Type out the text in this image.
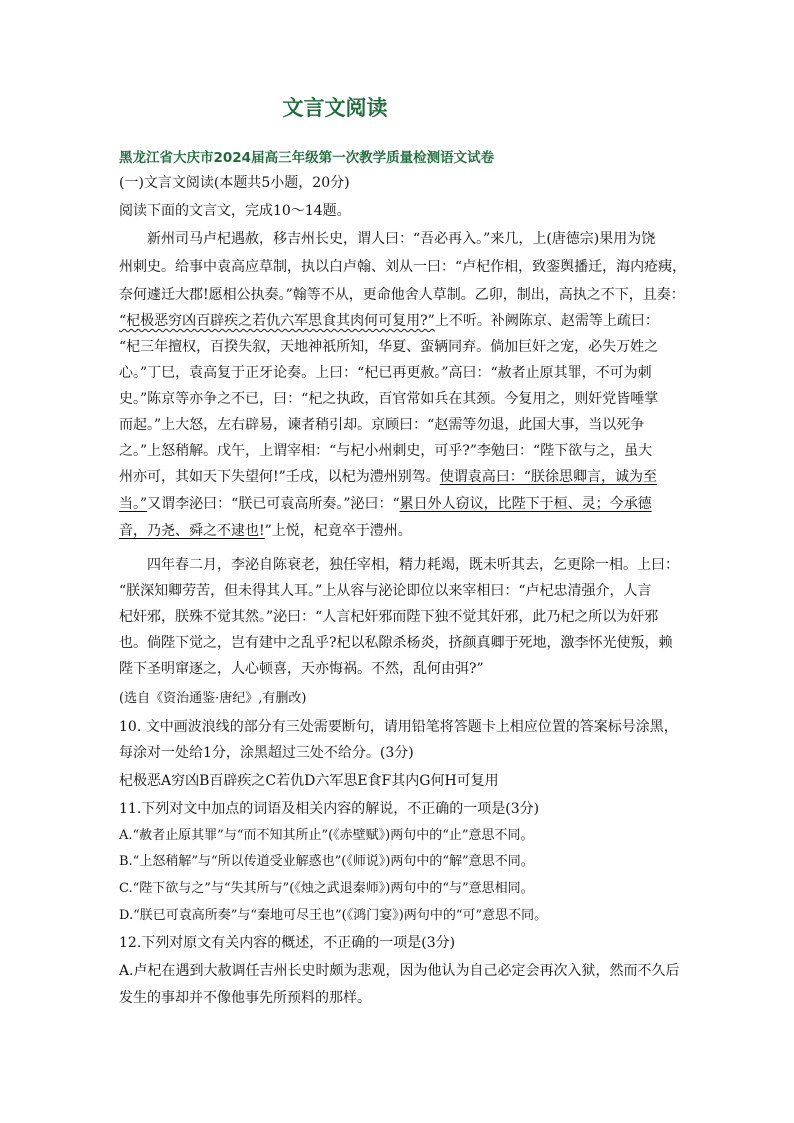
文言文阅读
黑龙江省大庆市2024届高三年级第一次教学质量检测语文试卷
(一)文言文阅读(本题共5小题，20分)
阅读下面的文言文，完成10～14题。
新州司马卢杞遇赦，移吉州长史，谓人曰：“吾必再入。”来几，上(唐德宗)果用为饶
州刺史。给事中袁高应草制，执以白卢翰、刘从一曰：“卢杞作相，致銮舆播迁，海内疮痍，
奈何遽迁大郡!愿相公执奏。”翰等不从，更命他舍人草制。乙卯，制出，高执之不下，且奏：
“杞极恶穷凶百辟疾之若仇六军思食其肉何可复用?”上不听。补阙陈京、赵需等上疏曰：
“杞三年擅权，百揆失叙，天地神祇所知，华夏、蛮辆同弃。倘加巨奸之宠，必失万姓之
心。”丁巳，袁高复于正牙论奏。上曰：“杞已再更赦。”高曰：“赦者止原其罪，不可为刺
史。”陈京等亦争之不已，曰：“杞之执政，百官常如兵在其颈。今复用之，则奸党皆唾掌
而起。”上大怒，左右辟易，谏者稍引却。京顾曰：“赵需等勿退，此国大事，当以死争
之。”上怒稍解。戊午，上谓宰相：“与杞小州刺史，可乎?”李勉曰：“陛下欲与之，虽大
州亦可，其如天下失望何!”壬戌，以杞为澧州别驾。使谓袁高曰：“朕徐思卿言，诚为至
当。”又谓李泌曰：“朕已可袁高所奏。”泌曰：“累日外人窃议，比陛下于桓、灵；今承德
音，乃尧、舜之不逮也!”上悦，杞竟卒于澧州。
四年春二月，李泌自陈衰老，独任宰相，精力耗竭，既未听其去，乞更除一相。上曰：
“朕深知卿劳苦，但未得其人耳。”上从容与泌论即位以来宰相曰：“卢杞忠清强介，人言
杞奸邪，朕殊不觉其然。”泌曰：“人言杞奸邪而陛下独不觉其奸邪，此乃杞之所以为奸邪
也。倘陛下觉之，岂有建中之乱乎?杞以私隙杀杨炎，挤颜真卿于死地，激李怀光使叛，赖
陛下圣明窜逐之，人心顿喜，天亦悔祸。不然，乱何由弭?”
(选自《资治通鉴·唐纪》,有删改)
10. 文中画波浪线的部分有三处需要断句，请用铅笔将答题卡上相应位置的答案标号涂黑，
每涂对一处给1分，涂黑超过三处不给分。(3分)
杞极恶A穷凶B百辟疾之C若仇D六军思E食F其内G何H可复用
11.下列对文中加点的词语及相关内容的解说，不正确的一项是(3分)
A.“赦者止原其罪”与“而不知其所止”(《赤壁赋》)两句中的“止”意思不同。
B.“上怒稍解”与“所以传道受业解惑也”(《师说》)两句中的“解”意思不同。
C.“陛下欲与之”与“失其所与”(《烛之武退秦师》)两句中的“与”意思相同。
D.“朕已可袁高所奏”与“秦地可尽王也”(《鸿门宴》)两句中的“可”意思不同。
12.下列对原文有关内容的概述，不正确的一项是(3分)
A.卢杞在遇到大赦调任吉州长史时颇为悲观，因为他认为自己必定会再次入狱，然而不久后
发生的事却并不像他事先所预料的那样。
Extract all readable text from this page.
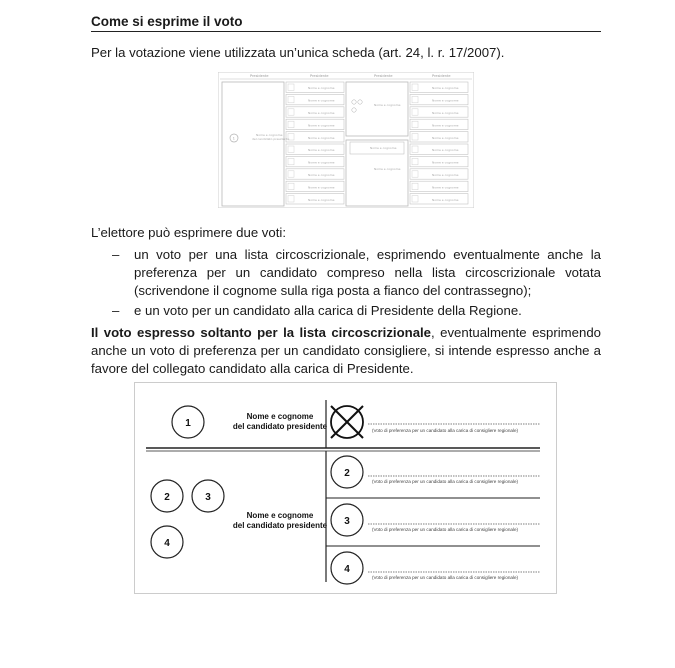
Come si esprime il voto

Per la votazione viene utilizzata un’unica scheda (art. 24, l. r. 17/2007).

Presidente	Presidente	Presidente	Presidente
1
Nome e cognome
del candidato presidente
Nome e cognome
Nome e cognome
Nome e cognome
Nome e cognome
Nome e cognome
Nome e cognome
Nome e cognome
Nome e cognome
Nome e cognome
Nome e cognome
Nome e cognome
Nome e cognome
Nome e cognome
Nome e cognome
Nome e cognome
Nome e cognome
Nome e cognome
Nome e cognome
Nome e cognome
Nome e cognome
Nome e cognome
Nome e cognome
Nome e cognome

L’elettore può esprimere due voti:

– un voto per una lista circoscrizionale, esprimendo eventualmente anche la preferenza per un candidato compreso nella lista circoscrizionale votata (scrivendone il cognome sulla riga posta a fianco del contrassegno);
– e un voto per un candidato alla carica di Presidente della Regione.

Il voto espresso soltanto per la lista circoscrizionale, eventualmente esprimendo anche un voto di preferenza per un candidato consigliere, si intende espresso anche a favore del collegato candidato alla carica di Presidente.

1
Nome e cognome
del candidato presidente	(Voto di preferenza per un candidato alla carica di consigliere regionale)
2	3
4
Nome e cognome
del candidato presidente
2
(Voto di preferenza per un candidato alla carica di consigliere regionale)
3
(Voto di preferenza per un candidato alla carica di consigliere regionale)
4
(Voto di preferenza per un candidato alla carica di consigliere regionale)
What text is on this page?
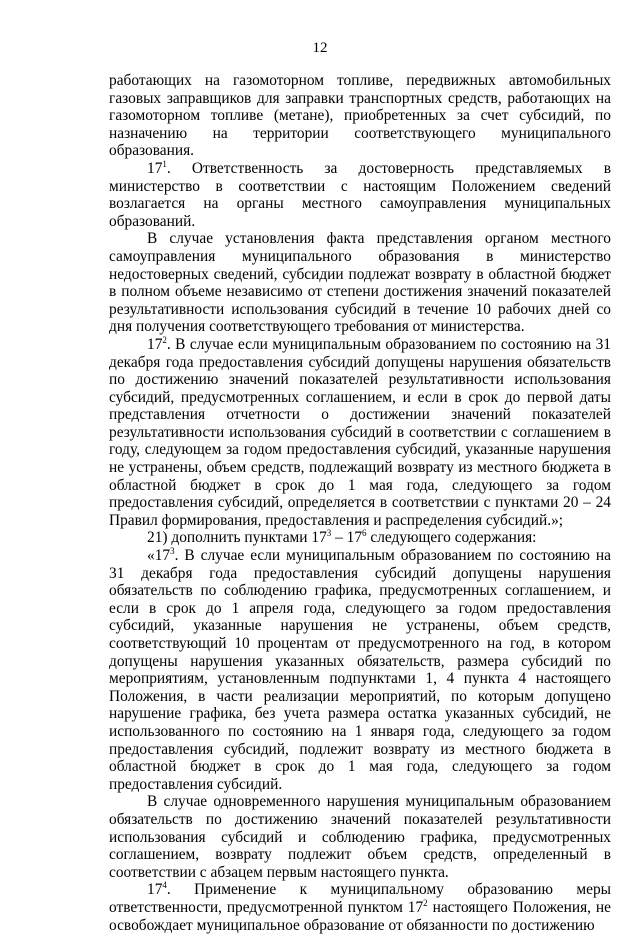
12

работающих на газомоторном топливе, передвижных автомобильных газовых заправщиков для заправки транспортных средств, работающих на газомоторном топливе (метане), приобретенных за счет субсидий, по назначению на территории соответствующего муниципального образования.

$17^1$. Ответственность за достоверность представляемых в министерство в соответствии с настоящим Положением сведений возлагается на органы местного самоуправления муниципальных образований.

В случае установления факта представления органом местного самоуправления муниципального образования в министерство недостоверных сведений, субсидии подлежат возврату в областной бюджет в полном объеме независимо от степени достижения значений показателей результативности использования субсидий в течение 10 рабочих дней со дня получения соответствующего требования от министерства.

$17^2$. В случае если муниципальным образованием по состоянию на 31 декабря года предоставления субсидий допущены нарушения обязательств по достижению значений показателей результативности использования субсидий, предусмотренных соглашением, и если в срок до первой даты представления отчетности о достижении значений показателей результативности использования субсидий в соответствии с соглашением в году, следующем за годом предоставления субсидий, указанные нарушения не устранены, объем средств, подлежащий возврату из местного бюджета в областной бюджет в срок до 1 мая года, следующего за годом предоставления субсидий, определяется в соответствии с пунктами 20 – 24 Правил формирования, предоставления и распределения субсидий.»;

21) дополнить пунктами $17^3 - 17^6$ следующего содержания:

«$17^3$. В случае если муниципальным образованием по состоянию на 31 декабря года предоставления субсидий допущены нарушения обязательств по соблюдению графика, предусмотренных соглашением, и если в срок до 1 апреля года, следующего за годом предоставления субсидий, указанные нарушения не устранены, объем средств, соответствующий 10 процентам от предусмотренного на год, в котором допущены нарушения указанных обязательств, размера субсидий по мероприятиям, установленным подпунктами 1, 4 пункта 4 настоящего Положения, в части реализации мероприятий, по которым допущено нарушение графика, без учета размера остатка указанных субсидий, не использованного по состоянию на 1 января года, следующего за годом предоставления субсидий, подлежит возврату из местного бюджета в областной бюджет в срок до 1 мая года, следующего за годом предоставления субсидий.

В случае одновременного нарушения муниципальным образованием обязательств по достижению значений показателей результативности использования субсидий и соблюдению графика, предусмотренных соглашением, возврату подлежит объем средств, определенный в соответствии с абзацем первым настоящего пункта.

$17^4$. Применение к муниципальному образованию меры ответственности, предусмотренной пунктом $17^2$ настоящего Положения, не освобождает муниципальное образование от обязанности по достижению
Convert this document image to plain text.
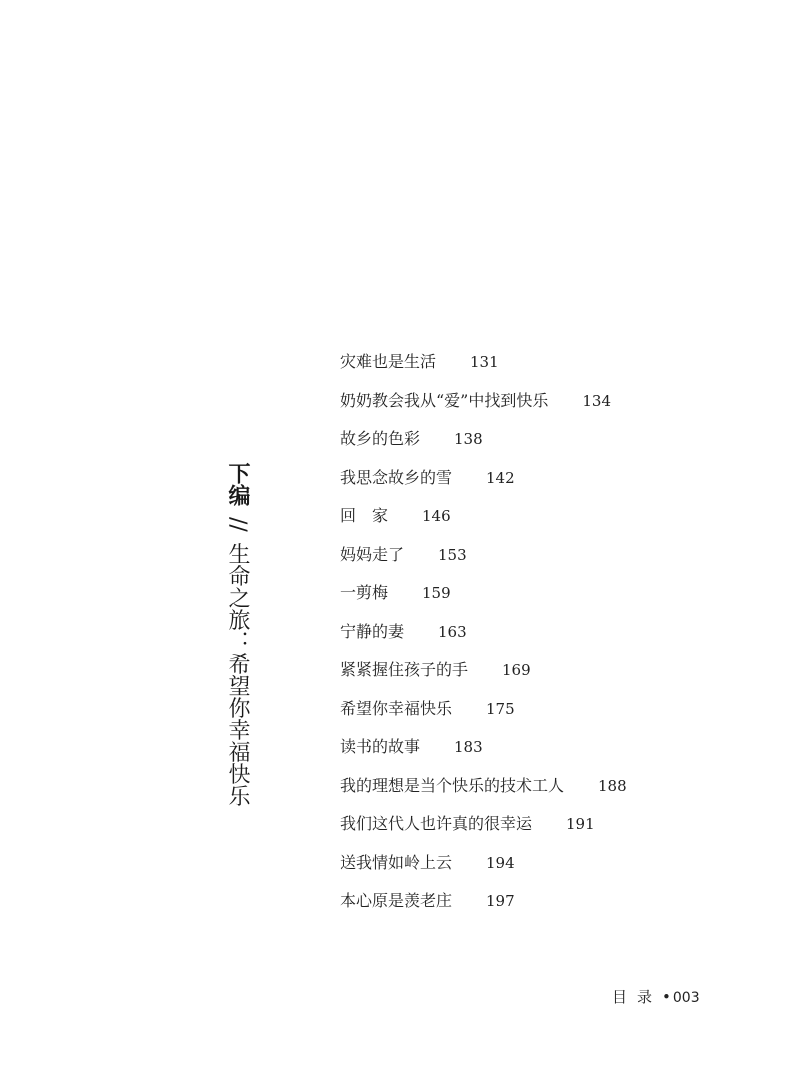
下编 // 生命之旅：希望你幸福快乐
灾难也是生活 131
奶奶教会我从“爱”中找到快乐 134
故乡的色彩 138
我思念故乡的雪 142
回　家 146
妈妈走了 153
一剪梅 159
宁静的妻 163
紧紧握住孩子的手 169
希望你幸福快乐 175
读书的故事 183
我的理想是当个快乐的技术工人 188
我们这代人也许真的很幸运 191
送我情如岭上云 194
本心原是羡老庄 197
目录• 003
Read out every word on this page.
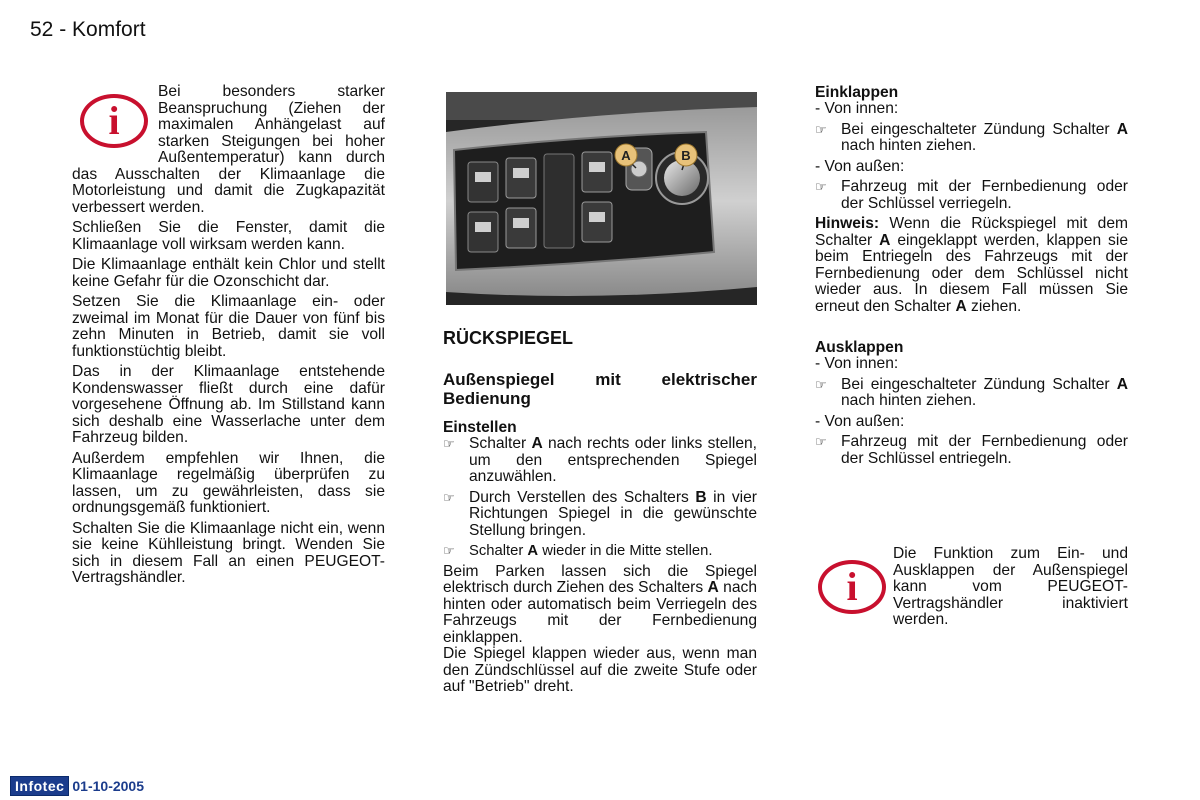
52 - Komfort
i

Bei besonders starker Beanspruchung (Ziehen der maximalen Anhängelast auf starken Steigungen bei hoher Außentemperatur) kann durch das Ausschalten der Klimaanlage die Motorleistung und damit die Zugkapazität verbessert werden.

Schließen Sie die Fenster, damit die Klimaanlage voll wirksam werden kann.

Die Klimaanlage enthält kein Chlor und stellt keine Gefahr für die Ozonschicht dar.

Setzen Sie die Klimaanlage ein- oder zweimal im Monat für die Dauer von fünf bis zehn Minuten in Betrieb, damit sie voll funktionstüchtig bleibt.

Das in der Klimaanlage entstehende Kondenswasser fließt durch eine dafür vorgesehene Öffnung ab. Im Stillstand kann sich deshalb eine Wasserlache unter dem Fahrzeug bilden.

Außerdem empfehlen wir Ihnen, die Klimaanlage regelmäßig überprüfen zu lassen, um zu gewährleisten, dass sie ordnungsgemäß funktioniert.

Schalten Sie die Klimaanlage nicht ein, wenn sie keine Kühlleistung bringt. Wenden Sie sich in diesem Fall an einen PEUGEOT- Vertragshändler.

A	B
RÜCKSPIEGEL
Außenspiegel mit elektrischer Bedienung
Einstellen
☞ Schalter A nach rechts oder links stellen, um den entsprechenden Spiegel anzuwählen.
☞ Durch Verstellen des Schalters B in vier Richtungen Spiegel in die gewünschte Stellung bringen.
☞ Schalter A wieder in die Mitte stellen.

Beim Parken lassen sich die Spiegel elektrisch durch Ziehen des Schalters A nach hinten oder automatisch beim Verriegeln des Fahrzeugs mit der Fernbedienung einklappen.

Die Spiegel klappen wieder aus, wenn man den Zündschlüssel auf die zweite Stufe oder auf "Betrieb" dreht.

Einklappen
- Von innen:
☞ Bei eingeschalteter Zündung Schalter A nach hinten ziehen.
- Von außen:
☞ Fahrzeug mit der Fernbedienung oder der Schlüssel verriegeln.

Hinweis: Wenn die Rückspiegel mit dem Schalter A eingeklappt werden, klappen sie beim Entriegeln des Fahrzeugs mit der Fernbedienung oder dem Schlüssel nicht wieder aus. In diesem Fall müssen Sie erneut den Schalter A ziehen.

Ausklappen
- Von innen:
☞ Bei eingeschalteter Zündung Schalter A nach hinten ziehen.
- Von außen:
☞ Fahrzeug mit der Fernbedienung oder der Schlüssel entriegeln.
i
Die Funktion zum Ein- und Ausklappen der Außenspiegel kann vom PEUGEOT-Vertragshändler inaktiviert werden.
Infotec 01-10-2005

=== OBJECTIVE ===
Gather each line of the listing that holds the string "образованием".

=== REPLY TO THE TASK ===
$17^2$. В случае если муниципальным образованием по состоянию на 31 декабря года предоставления субсидий допущены нарушения обязательств по достижению значений показателей результативности использования субсидий, предусмотренных соглашением, и если в срок до первой даты представления отчетности о достижении значений показателей результативности использования субсидий в соответствии с соглашением в году, следующем за годом предоставления субсидий, указанные нарушения не устранены, объем средств, подлежащий возврату из местного бюджета в областной бюджет в срок до 1 мая года, следующего за годом предоставления субсидий, определяется в соответствии с пунктами 20 – 24 Правил формирования, предоставления и распределения субсидий.»;
«$17^3$. В случае если муниципальным образованием по состоянию на 31 декабря года предоставления субсидий допущены нарушения обязательств по соблюдению графика, предусмотренных соглашением, и если в срок до 1 апреля года, следующего за годом предоставления субсидий, указанные нарушения не устранены, объем средств, соответствующий 10 процентам от предусмотренного на год, в котором допущены нарушения указанных обязательств, размера субсидий по мероприятиям, установленным подпунктами 1, 4 пункта 4 настоящего Положения, в части реализации мероприятий, по которым допущено нарушение графика, без учета размера остатка указанных субсидий, не использованного по состоянию на 1 января года, следующего за годом предоставления субсидий, подлежит возврату из местного бюджета в областной бюджет в срок до 1 мая года, следующего за годом предоставления субсидий.
В случае одновременного нарушения муниципальным образованием обязательств по достижению значений показателей результативности использования субсидий и соблюдению графика, предусмотренных соглашением, возврату подлежит объем средств, определенный в соответствии с абзацем первым настоящего пункта.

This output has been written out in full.